Given task: Reproduce every line of the material below, but drop the pictures.

Dataset rows:
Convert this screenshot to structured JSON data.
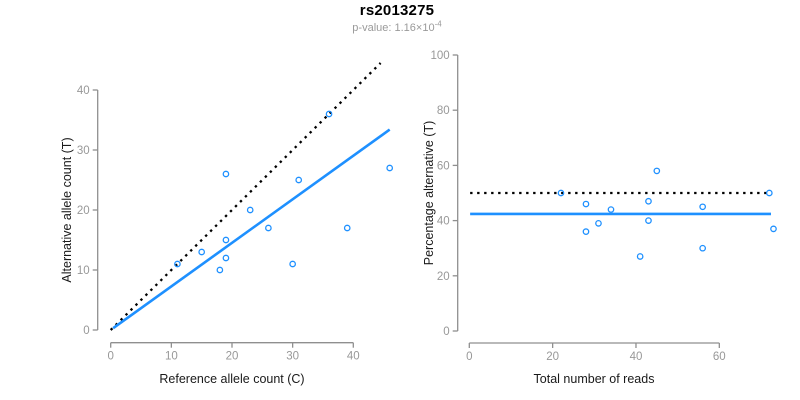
{
  "header": {
    "title": "rs2013275",
    "subtitle": {
      "text": "p-value: 1.16×10",
      "exponent": "-4"
    }
  },
  "colors": {
    "point_blue": "#1E90FF",
    "fit_blue": "#1E90FF",
    "dotted_black": "#000000",
    "axis_gray": "#8f8f8f",
    "tick_text_gray": "#989898"
  },
  "chart_data": [
    {
      "type": "scatter",
      "panel": "left",
      "xlabel": "Reference allele count (C)",
      "ylabel": "Alternative allele count (T)",
      "xlim": [
        0,
        46
      ],
      "ylim": [
        0,
        44.5
      ],
      "xticks": [
        0,
        10,
        20,
        30,
        40
      ],
      "yticks": [
        0,
        10,
        20,
        30,
        40
      ],
      "grid": false,
      "points": [
        [
          11,
          11
        ],
        [
          15,
          13
        ],
        [
          18,
          10
        ],
        [
          19,
          12
        ],
        [
          19,
          15
        ],
        [
          19,
          26
        ],
        [
          23,
          20
        ],
        [
          26,
          17
        ],
        [
          30,
          11
        ],
        [
          31,
          25
        ],
        [
          36,
          36
        ],
        [
          39,
          17
        ],
        [
          46,
          27
        ]
      ],
      "lines": [
        {
          "name": "identity-line",
          "style": "dotted",
          "color_key": "dotted_black",
          "x1": 0,
          "y1": 0,
          "x2": 44.5,
          "y2": 44.5
        },
        {
          "name": "fit-line",
          "style": "solid",
          "color_key": "fit_blue",
          "x1": 0.4,
          "y1": 0.3,
          "x2": 46,
          "y2": 33.4
        }
      ]
    },
    {
      "type": "scatter",
      "panel": "right",
      "xlabel": "Total number of reads",
      "ylabel": "Percentage alternative (T)",
      "xlim": [
        0,
        73.5
      ],
      "ylim": [
        0,
        100
      ],
      "xticks": [
        0,
        20,
        40,
        60
      ],
      "yticks": [
        0,
        20,
        40,
        60,
        80,
        100
      ],
      "grid": false,
      "points": [
        [
          22,
          50
        ],
        [
          28,
          46
        ],
        [
          28,
          36
        ],
        [
          31,
          39
        ],
        [
          34,
          44
        ],
        [
          41,
          27
        ],
        [
          43,
          47
        ],
        [
          43,
          40
        ],
        [
          45,
          58
        ],
        [
          56,
          45
        ],
        [
          56,
          30
        ],
        [
          72,
          50
        ],
        [
          73,
          37
        ]
      ],
      "lines": [
        {
          "name": "expected-line",
          "style": "dotted",
          "color_key": "dotted_black",
          "x1": 0.2,
          "y1": 50,
          "x2": 72.4,
          "y2": 50
        },
        {
          "name": "fit-line",
          "style": "solid",
          "color_key": "fit_blue",
          "x1": 0.2,
          "y1": 42.4,
          "x2": 72.4,
          "y2": 42.4
        }
      ]
    }
  ]
}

Task result:
Convert this screenshot to structured JSON data.
{
  "header": {
    "title": "rs2013275",
    "subtitle": {
      "text": "p-value: 1.16×10",
      "exponent": "-4"
    }
  },
  "colors": {
    "point_blue": "#1E90FF",
    "fit_blue": "#1E90FF",
    "dotted_black": "#000000",
    "axis_gray": "#8f8f8f",
    "tick_text_gray": "#989898"
  },
  "chart_data": [
    {
      "type": "scatter",
      "panel": "left",
      "xlabel": "Reference allele count (C)",
      "ylabel": "Alternative allele count (T)",
      "xlim": [
        0,
        46
      ],
      "ylim": [
        0,
        44.5
      ],
      "xticks": [
        0,
        10,
        20,
        30,
        40
      ],
      "yticks": [
        0,
        10,
        20,
        30,
        40
      ],
      "grid": false,
      "points": [
        [
          11,
          11
        ],
        [
          15,
          13
        ],
        [
          18,
          10
        ],
        [
          19,
          12
        ],
        [
          19,
          15
        ],
        [
          19,
          26
        ],
        [
          23,
          20
        ],
        [
          26,
          17
        ],
        [
          30,
          11
        ],
        [
          31,
          25
        ],
        [
          36,
          36
        ],
        [
          39,
          17
        ],
        [
          46,
          27
        ]
      ],
      "lines": [
        {
          "name": "identity-line",
          "style": "dotted",
          "color_key": "dotted_black",
          "x1": 0,
          "y1": 0,
          "x2": 44.5,
          "y2": 44.5
        },
        {
          "name": "fit-line",
          "style": "solid",
          "color_key": "fit_blue",
          "x1": 0.4,
          "y1": 0.3,
          "x2": 46,
          "y2": 33.4
        }
      ]
    },
    {
      "type": "scatter",
      "panel": "right",
      "xlabel": "Total number of reads",
      "ylabel": "Percentage alternative (T)",
      "xlim": [
        0,
        73.5
      ],
      "ylim": [
        0,
        100
      ],
      "xticks": [
        0,
        20,
        40,
        60
      ],
      "yticks": [
        0,
        20,
        40,
        60,
        80,
        100
      ],
      "grid": false,
      "points": [
        [
          22,
          50
        ],
        [
          28,
          46
        ],
        [
          28,
          36
        ],
        [
          31,
          39
        ],
        [
          34,
          44
        ],
        [
          41,
          27
        ],
        [
          43,
          47
        ],
        [
          43,
          40
        ],
        [
          45,
          58
        ],
        [
          56,
          45
        ],
        [
          56,
          30
        ],
        [
          72,
          50
        ],
        [
          73,
          37
        ]
      ],
      "lines": [
        {
          "name": "expected-line",
          "style": "dotted",
          "color_key": "dotted_black",
          "x1": 0.2,
          "y1": 50,
          "x2": 72.4,
          "y2": 50
        },
        {
          "name": "fit-line",
          "style": "solid",
          "color_key": "fit_blue",
          "x1": 0.2,
          "y1": 42.4,
          "x2": 72.4,
          "y2": 42.4
        }
      ]
    }
  ]
}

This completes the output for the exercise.